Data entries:
■ ■ ■

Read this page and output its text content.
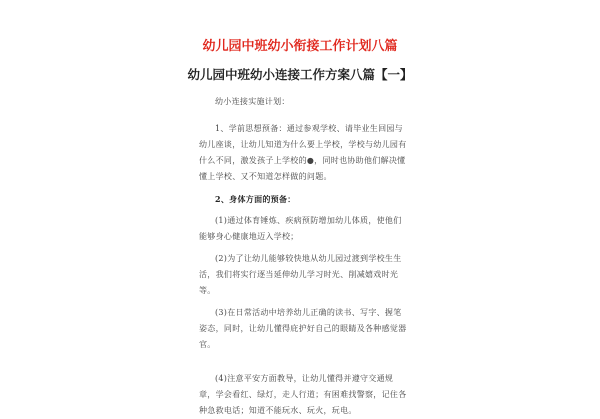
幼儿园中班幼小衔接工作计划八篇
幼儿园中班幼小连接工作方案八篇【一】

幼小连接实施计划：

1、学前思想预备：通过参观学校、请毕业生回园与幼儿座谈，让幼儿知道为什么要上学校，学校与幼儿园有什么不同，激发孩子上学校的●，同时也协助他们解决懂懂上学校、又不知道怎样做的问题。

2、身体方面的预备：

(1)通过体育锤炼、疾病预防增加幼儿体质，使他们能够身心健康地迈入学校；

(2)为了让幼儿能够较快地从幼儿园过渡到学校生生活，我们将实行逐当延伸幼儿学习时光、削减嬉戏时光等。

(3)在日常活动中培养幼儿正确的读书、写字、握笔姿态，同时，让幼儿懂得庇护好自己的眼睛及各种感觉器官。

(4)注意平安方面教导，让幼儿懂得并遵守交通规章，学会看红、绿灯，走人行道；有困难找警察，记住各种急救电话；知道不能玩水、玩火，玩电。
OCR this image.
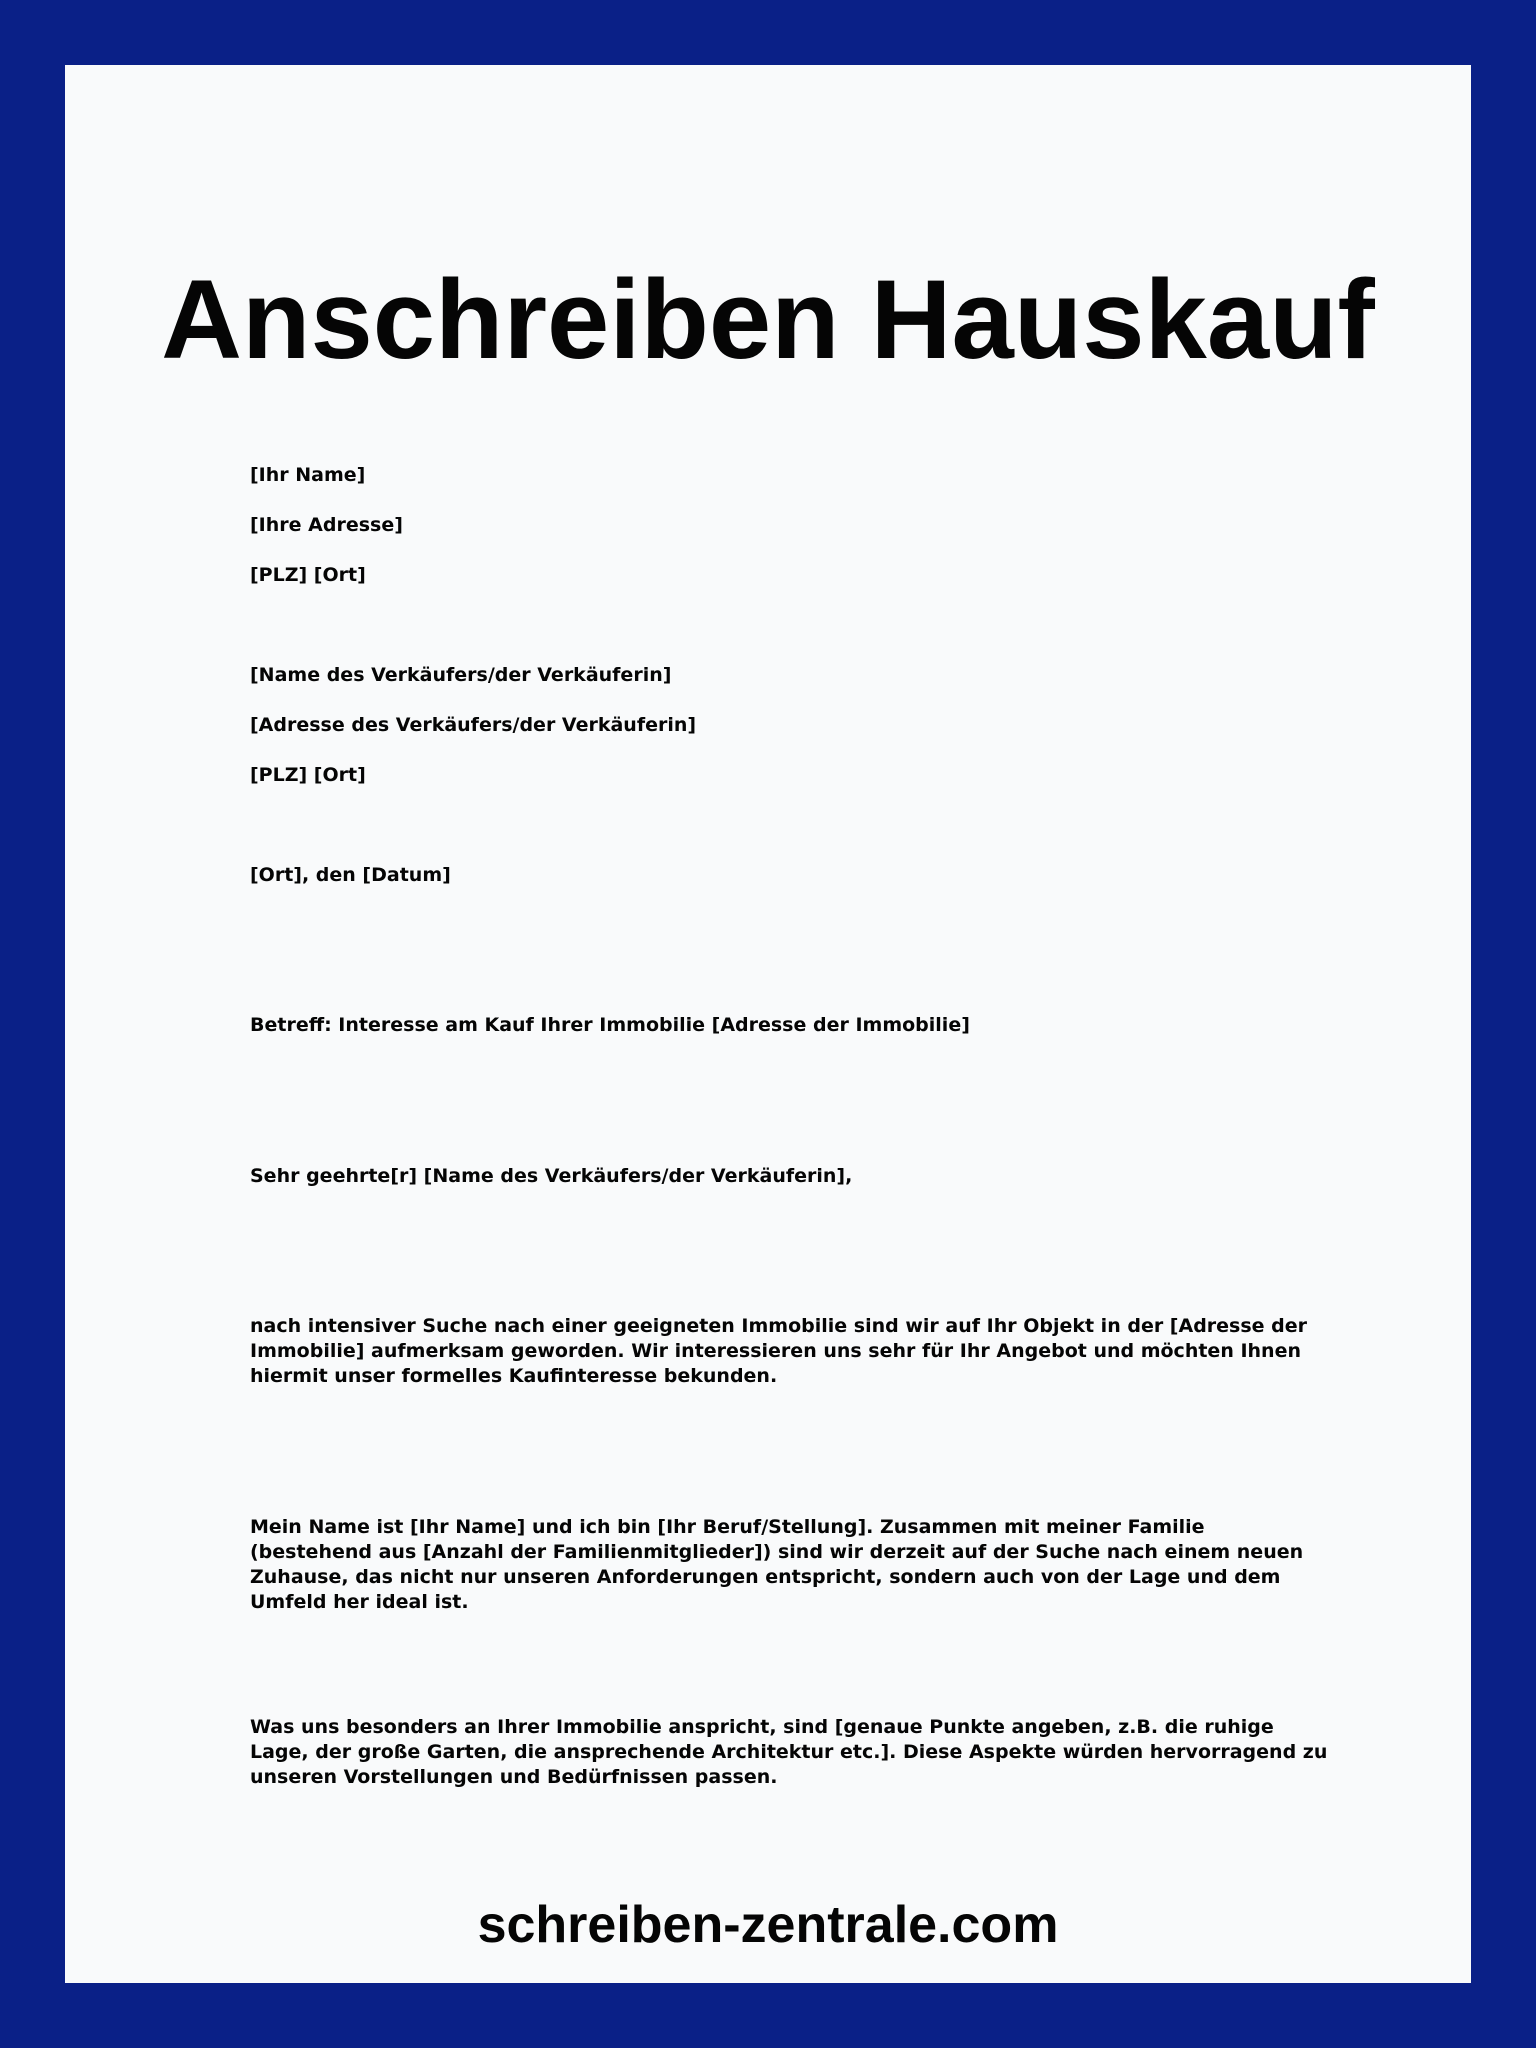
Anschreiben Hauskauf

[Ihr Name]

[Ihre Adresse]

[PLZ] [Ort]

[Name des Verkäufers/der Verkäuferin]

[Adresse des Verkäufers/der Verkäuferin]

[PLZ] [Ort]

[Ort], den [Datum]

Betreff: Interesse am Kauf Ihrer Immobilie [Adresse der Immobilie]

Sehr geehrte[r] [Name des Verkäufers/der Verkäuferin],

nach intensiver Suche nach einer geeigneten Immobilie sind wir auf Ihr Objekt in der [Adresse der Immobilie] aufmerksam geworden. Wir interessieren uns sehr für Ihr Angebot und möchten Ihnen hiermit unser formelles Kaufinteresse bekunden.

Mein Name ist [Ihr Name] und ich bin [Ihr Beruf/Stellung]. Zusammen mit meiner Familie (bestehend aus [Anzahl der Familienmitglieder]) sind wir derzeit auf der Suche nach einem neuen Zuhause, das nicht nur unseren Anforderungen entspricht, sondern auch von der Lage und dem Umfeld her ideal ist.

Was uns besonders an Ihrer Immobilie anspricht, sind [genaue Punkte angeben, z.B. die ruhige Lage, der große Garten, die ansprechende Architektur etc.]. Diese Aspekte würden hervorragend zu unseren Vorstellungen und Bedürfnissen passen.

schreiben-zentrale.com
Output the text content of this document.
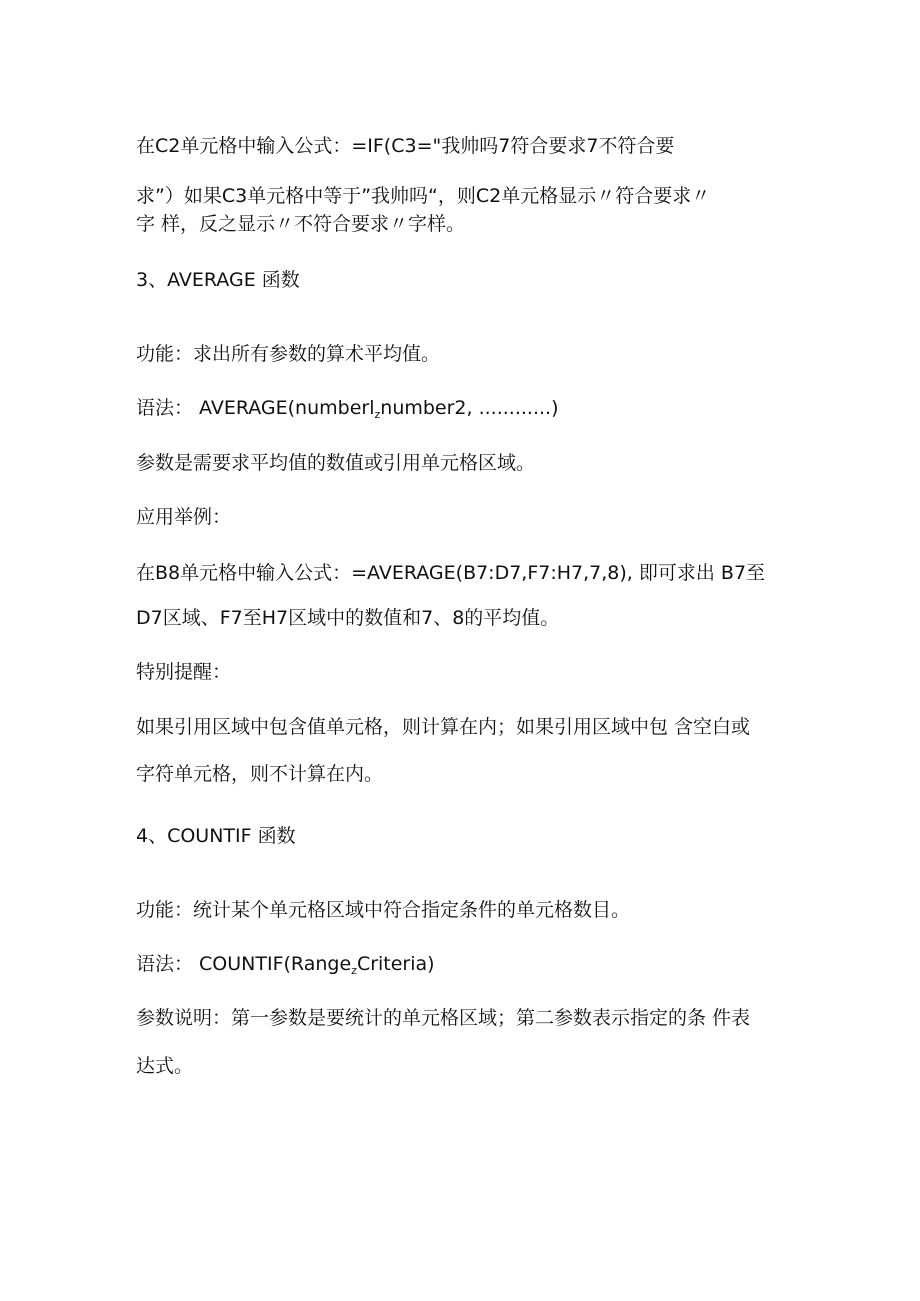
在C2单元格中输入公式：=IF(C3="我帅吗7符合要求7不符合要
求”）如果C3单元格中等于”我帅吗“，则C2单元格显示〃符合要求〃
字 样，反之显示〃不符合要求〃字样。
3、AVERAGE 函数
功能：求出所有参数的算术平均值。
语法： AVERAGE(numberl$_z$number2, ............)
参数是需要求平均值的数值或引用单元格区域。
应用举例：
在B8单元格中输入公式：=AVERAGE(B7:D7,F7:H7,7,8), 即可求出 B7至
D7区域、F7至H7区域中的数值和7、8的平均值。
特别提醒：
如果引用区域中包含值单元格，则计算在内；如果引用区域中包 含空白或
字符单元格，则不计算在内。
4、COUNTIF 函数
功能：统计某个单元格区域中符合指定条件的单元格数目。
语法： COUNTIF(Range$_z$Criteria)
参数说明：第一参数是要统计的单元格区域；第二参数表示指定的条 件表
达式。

■ ■ ■

**Required task**. Go through the material and copy out every line with "unseren" in it.

**Response to this exercise**.
Mein Name ist [Ihr Name] und ich bin [Ihr Beruf/Stellung]. Zusammen mit meiner Familie (bestehend aus [Anzahl der Familienmitglieder]) sind wir derzeit auf der Suche nach einem neuen Zuhause, das nicht nur unseren Anforderungen entspricht, sondern auch von der Lage und dem Umfeld her ideal ist.
Was uns besonders an Ihrer Immobilie anspricht, sind [genaue Punkte angeben, z.B. die ruhige Lage, der große Garten, die ansprechende Architektur etc.]. Diese Aspekte würden hervorragend zu unseren Vorstellungen und Bedürfnissen passen.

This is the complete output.